[START OF ENTRIES PROVIDED]
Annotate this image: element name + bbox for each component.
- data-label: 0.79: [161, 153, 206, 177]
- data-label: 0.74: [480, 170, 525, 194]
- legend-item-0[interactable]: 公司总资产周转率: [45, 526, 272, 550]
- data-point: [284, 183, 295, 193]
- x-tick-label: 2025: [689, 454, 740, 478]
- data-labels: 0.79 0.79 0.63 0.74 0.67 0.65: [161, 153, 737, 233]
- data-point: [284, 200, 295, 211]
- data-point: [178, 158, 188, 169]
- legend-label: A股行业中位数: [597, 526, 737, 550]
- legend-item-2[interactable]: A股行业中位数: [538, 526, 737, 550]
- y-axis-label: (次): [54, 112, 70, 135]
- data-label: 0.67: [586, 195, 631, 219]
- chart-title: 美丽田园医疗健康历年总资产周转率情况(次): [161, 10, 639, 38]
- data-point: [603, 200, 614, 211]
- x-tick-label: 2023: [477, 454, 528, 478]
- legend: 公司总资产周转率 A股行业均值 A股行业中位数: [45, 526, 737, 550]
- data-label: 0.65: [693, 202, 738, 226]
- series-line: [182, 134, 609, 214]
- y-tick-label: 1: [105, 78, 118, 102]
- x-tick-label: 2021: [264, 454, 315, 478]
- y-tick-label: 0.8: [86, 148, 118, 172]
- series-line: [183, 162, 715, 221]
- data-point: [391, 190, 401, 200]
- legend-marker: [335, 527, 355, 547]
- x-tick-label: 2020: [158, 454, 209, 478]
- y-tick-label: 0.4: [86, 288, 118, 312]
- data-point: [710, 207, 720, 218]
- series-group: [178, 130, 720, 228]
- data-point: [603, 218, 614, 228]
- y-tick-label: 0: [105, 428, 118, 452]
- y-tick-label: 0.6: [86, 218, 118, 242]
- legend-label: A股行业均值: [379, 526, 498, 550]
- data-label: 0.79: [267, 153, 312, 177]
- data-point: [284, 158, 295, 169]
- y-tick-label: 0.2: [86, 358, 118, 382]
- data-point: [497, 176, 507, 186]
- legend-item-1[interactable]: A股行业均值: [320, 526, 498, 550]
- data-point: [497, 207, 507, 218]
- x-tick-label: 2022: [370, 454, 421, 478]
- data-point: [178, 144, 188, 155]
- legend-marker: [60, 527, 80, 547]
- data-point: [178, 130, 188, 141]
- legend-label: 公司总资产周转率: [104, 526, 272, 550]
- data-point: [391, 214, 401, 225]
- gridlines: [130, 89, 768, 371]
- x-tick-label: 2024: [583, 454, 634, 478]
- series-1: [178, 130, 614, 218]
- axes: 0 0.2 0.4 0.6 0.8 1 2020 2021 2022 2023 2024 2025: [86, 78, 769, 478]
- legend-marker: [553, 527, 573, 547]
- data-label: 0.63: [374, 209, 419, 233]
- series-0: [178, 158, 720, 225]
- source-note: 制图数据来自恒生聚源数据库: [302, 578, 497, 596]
[END OF ENTRIES PROVIDED]
INSTRUCTION: Go through all the entries and swap each "data-point" for "marker", keeping every other line and character unchanged.

FULL SOLUTION:
Annotate this image: element name + bbox for each component.
- data-label: 0.79: [161, 153, 206, 177]
- data-label: 0.74: [480, 170, 525, 194]
- legend-item-0[interactable]: 公司总资产周转率: [45, 526, 272, 550]
- marker: [284, 183, 295, 193]
- x-tick-label: 2025: [689, 454, 740, 478]
- data-labels: 0.79 0.79 0.63 0.74 0.67 0.65: [161, 153, 737, 233]
- marker: [284, 200, 295, 211]
- marker: [178, 158, 188, 169]
- legend-label: A股行业中位数: [597, 526, 737, 550]
- legend-item-2[interactable]: A股行业中位数: [538, 526, 737, 550]
- y-axis-label: (次): [54, 112, 70, 135]
- data-label: 0.67: [586, 195, 631, 219]
- chart-title: 美丽田园医疗健康历年总资产周转率情况(次): [161, 10, 639, 38]
- marker: [603, 200, 614, 211]
- x-tick-label: 2023: [477, 454, 528, 478]
- legend: 公司总资产周转率 A股行业均值 A股行业中位数: [45, 526, 737, 550]
- data-label: 0.65: [693, 202, 738, 226]
- series-line: [182, 134, 609, 214]
- y-tick-label: 1: [105, 78, 118, 102]
- x-tick-label: 2021: [264, 454, 315, 478]
- y-tick-label: 0.8: [86, 148, 118, 172]
- series-line: [183, 162, 715, 221]
- marker: [391, 190, 401, 200]
- legend-marker: [335, 527, 355, 547]
- x-tick-label: 2020: [158, 454, 209, 478]
- y-tick-label: 0.4: [86, 288, 118, 312]
- marker: [710, 207, 720, 218]
- series-group: [178, 130, 720, 228]
- marker: [603, 218, 614, 228]
- y-tick-label: 0: [105, 428, 118, 452]
- y-tick-label: 0.6: [86, 218, 118, 242]
- legend-label: A股行业均值: [379, 526, 498, 550]
- data-label: 0.79: [267, 153, 312, 177]
- marker: [284, 158, 295, 169]
- y-tick-label: 0.2: [86, 358, 118, 382]
- marker: [497, 176, 507, 186]
- legend-item-1[interactable]: A股行业均值: [320, 526, 498, 550]
- marker: [497, 207, 507, 218]
- x-tick-label: 2022: [370, 454, 421, 478]
- marker: [178, 144, 188, 155]
- legend-marker: [60, 527, 80, 547]
- marker: [178, 130, 188, 141]
- legend-label: 公司总资产周转率: [104, 526, 272, 550]
- marker: [391, 214, 401, 225]
- gridlines: [130, 89, 768, 371]
- x-tick-label: 2024: [583, 454, 634, 478]
- series-1: [178, 130, 614, 218]
- axes: 0 0.2 0.4 0.6 0.8 1 2020 2021 2022 2023 2024 2025: [86, 78, 769, 478]
- legend-marker: [553, 527, 573, 547]
- data-label: 0.63: [374, 209, 419, 233]
- series-0: [178, 158, 720, 225]
- source-note: 制图数据来自恒生聚源数据库: [302, 578, 497, 596]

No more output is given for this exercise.